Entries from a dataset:
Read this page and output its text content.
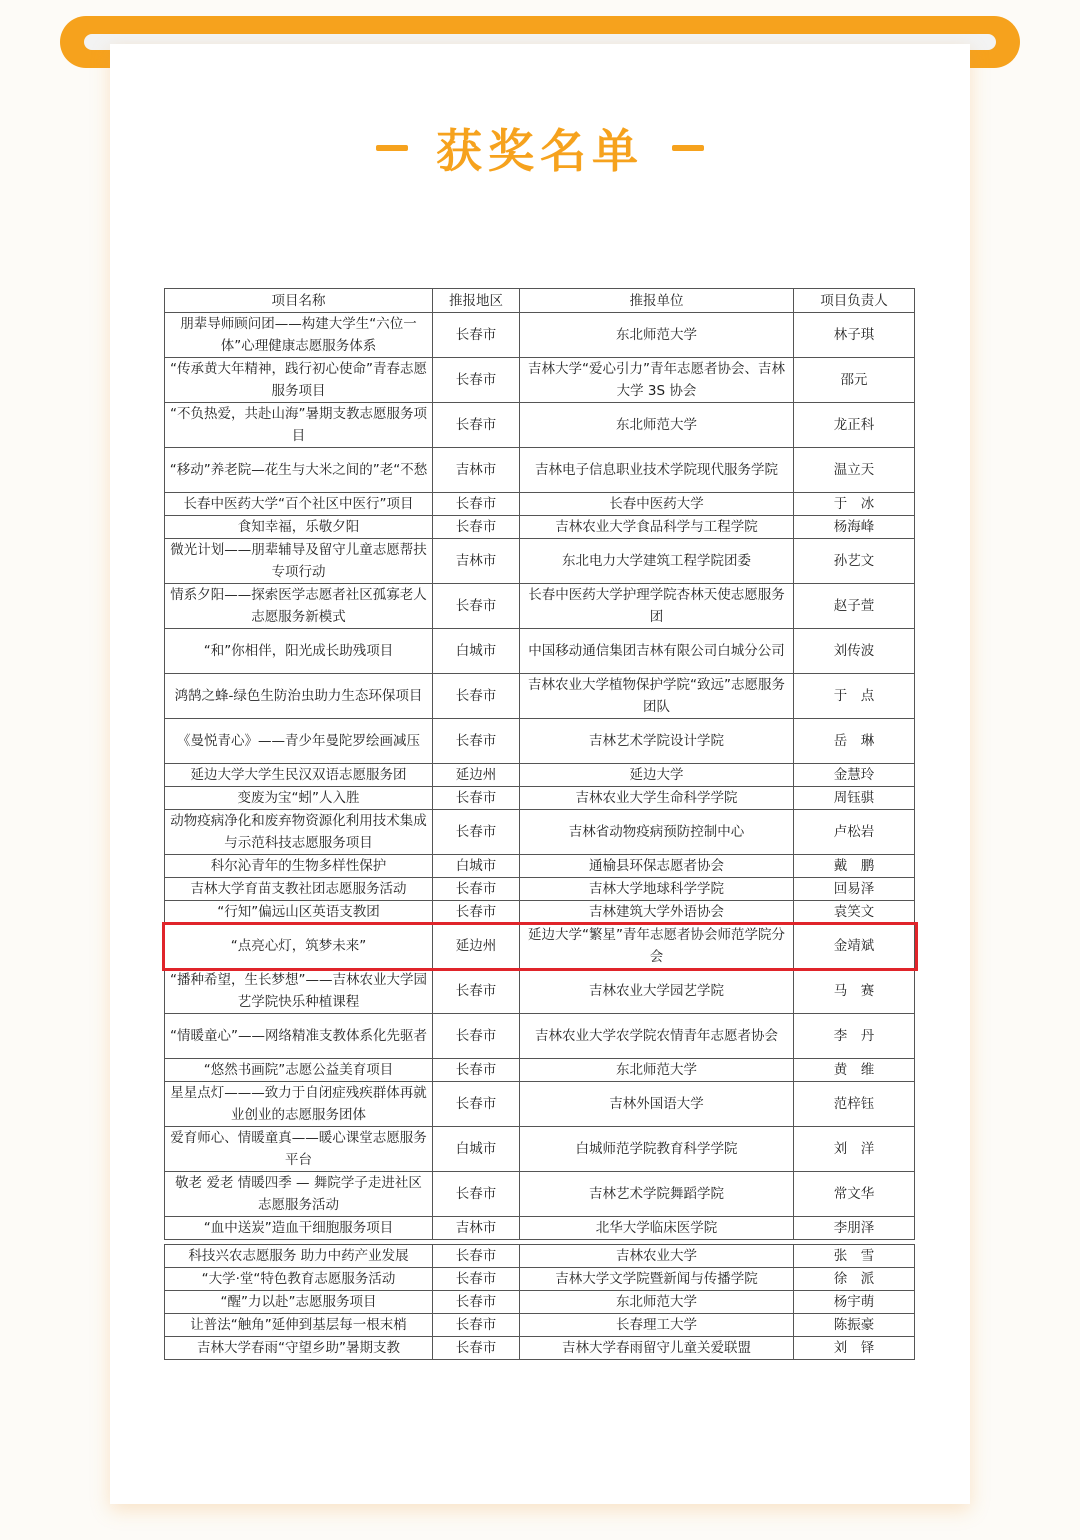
获奖名单
项目名称	推报地区	推报单位	项目负责人
朋辈导师顾问团——构建大学生“六位一体”心理健康志愿服务体系	长春市	东北师范大学	林子琪
“传承黄大年精神，践行初心使命”青春志愿服务项目	长春市	吉林大学“爱心引力”青年志愿者协会、吉林大学 3S 协会	邵元
“不负热爱，共赴山海”暑期支教志愿服务项目	长春市	东北师范大学	龙正科
“移动”养老院—花生与大米之间的”老“不愁	吉林市	吉林电子信息职业技术学院现代服务学院	温立天
长春中医药大学“百个社区中医行”项目	长春市	长春中医药大学	于　冰
食知幸福，乐敬夕阳	长春市	吉林农业大学食品科学与工程学院	杨海峰
微光计划——朋辈辅导及留守儿童志愿帮扶专项行动	吉林市	东北电力大学建筑工程学院团委	孙艺文
情系夕阳——探索医学志愿者社区孤寡老人志愿服务新模式	长春市	长春中医药大学护理学院杏林天使志愿服务团	赵子萱
“和”你相伴，阳光成长助残项目	白城市	中国移动通信集团吉林有限公司白城分公司	刘传波
鸿鹄之蜂-绿色生防治虫助力生态环保项目	长春市	吉林农业大学植物保护学院“致远”志愿服务团队	于　点
《曼悦青心》——青少年曼陀罗绘画减压	长春市	吉林艺术学院设计学院	岳　琳
延边大学大学生民汉双语志愿服务团	延边州	延边大学	金慧玲
变废为宝“蚓”人入胜	长春市	吉林农业大学生命科学学院	周钰骐
动物疫病净化和废弃物资源化利用技术集成与示范科技志愿服务项目	长春市	吉林省动物疫病预防控制中心	卢松岩
科尔沁青年的生物多样性保护	白城市	通榆县环保志愿者协会	戴　鹏
吉林大学育苗支教社团志愿服务活动	长春市	吉林大学地球科学学院	回易泽
“行知”偏远山区英语支教团	长春市	吉林建筑大学外语协会	袁笑文
“点亮心灯，筑梦未来”	延边州	延边大学“繁星”青年志愿者协会师范学院分会	金靖斌
“播种希望，生长梦想”——吉林农业大学园艺学院快乐种植课程	长春市	吉林农业大学园艺学院	马　赛
“情暖童心”——网络精准支教体系化先驱者	长春市	吉林农业大学农学院农情青年志愿者协会	李　丹
“悠然书画院”志愿公益美育项目	长春市	东北师范大学	黄　维
星星点灯———致力于自闭症残疾群体再就业创业的志愿服务团体	长春市	吉林外国语大学	范梓钰
爱育师心、情暖童真——暖心课堂志愿服务平台	白城市	白城师范学院教育科学学院	刘　洋
敬老 爱老 情暖四季 — 舞院学子走进社区志愿服务活动	长春市	吉林艺术学院舞蹈学院	常文华
“血中送炭”造血干细胞服务项目	吉林市	北华大学临床医学院	李朋泽

科技兴农志愿服务 助力中药产业发展	长春市	吉林农业大学	张　雪
“大学·堂“特色教育志愿服务活动	长春市	吉林大学文学院暨新闻与传播学院	徐　派
“醒”力以赴”志愿服务项目	长春市	东北师范大学	杨宇萌
让普法“触角”延伸到基层每一根末梢	长春市	长春理工大学	陈振豪
吉林大学春雨“守望乡助”暑期支教	长春市	吉林大学春雨留守儿童关爱联盟	刘　铎
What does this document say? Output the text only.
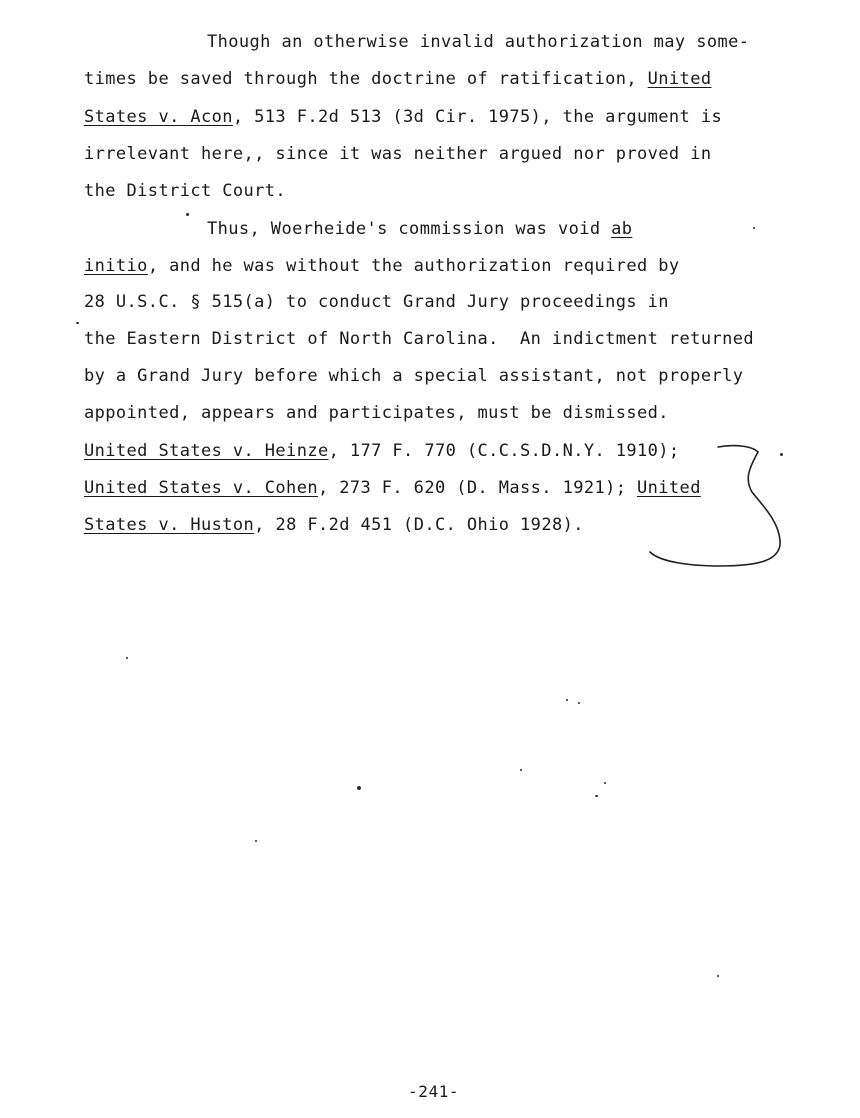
Though an otherwise invalid authorization may some-
times be saved through the doctrine of ratification, United
States v. Acon, 513 F.2d 513 (3d Cir. 1975), the argument is
irrelevant here,, since it was neither argued nor proved in
the District Court.
Thus, Woerheide's commission was void ab
initio, and he was without the authorization required by
28 U.S.C. § 515(a) to conduct Grand Jury proceedings in
the Eastern District of North Carolina.  An indictment returned
by a Grand Jury before which a special assistant, not properly
appointed, appears and participates, must be dismissed.
United States v. Heinze, 177 F. 770 (C.C.S.D.N.Y. 1910);
United States v. Cohen, 273 F. 620 (D. Mass. 1921); United
States v. Huston, 28 F.2d 451 (D.C. Ohio 1928).
-241-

WHAT IS EXPECTED. Nothing in the entries should change as you copy them, except that the pictures are left out.

COMPLETE ANSWER.
Read this page and output its text content.
获奖名单
项目名称	推报地区	推报单位	项目负责人
朋辈导师顾问团——构建大学生“六位一体”心理健康志愿服务体系	长春市	东北师范大学	林子琪
“传承黄大年精神，践行初心使命”青春志愿服务项目	长春市	吉林大学“爱心引力”青年志愿者协会、吉林大学 3S 协会	邵元
“不负热爱，共赴山海”暑期支教志愿服务项目	长春市	东北师范大学	龙正科
“移动”养老院—花生与大米之间的”老“不愁	吉林市	吉林电子信息职业技术学院现代服务学院	温立天
长春中医药大学“百个社区中医行”项目	长春市	长春中医药大学	于　冰
食知幸福，乐敬夕阳	长春市	吉林农业大学食品科学与工程学院	杨海峰
微光计划——朋辈辅导及留守儿童志愿帮扶专项行动	吉林市	东北电力大学建筑工程学院团委	孙艺文
情系夕阳——探索医学志愿者社区孤寡老人志愿服务新模式	长春市	长春中医药大学护理学院杏林天使志愿服务团	赵子萱
“和”你相伴，阳光成长助残项目	白城市	中国移动通信集团吉林有限公司白城分公司	刘传波
鸿鹄之蜂-绿色生防治虫助力生态环保项目	长春市	吉林农业大学植物保护学院“致远”志愿服务团队	于　点
《曼悦青心》——青少年曼陀罗绘画减压	长春市	吉林艺术学院设计学院	岳　琳
延边大学大学生民汉双语志愿服务团	延边州	延边大学	金慧玲
变废为宝“蚓”人入胜	长春市	吉林农业大学生命科学学院	周钰骐
动物疫病净化和废弃物资源化利用技术集成与示范科技志愿服务项目	长春市	吉林省动物疫病预防控制中心	卢松岩
科尔沁青年的生物多样性保护	白城市	通榆县环保志愿者协会	戴　鹏
吉林大学育苗支教社团志愿服务活动	长春市	吉林大学地球科学学院	回易泽
“行知”偏远山区英语支教团	长春市	吉林建筑大学外语协会	袁笑文
“点亮心灯，筑梦未来”	延边州	延边大学“繁星”青年志愿者协会师范学院分会	金靖斌
“播种希望，生长梦想”——吉林农业大学园艺学院快乐种植课程	长春市	吉林农业大学园艺学院	马　赛
“情暖童心”——网络精准支教体系化先驱者	长春市	吉林农业大学农学院农情青年志愿者协会	李　丹
“悠然书画院”志愿公益美育项目	长春市	东北师范大学	黄　维
星星点灯———致力于自闭症残疾群体再就业创业的志愿服务团体	长春市	吉林外国语大学	范梓钰
爱育师心、情暖童真——暖心课堂志愿服务平台	白城市	白城师范学院教育科学学院	刘　洋
敬老 爱老 情暖四季 — 舞院学子走进社区志愿服务活动	长春市	吉林艺术学院舞蹈学院	常文华
“血中送炭”造血干细胞服务项目	吉林市	北华大学临床医学院	李朋泽

科技兴农志愿服务 助力中药产业发展	长春市	吉林农业大学	张　雪
“大学·堂“特色教育志愿服务活动	长春市	吉林大学文学院暨新闻与传播学院	徐　派
“醒”力以赴”志愿服务项目	长春市	东北师范大学	杨宇萌
让普法“触角”延伸到基层每一根末梢	长春市	长春理工大学	陈振豪
吉林大学春雨“守望乡助”暑期支教	长春市	吉林大学春雨留守儿童关爱联盟	刘　铎
What does this document say? Output the text only.
Though an otherwise invalid authorization may some-
times be saved through the doctrine of ratification, United
States v. Acon, 513 F.2d 513 (3d Cir. 1975), the argument is
irrelevant here,, since it was neither argued nor proved in
the District Court.
Thus, Woerheide's commission was void ab
initio, and he was without the authorization required by
28 U.S.C. § 515(a) to conduct Grand Jury proceedings in
the Eastern District of North Carolina.  An indictment returned
by a Grand Jury before which a special assistant, not properly
appointed, appears and participates, must be dismissed.
United States v. Heinze, 177 F. 770 (C.C.S.D.N.Y. 1910);
United States v. Cohen, 273 F. 620 (D. Mass. 1921); United
States v. Huston, 28 F.2d 451 (D.C. Ohio 1928).
-241-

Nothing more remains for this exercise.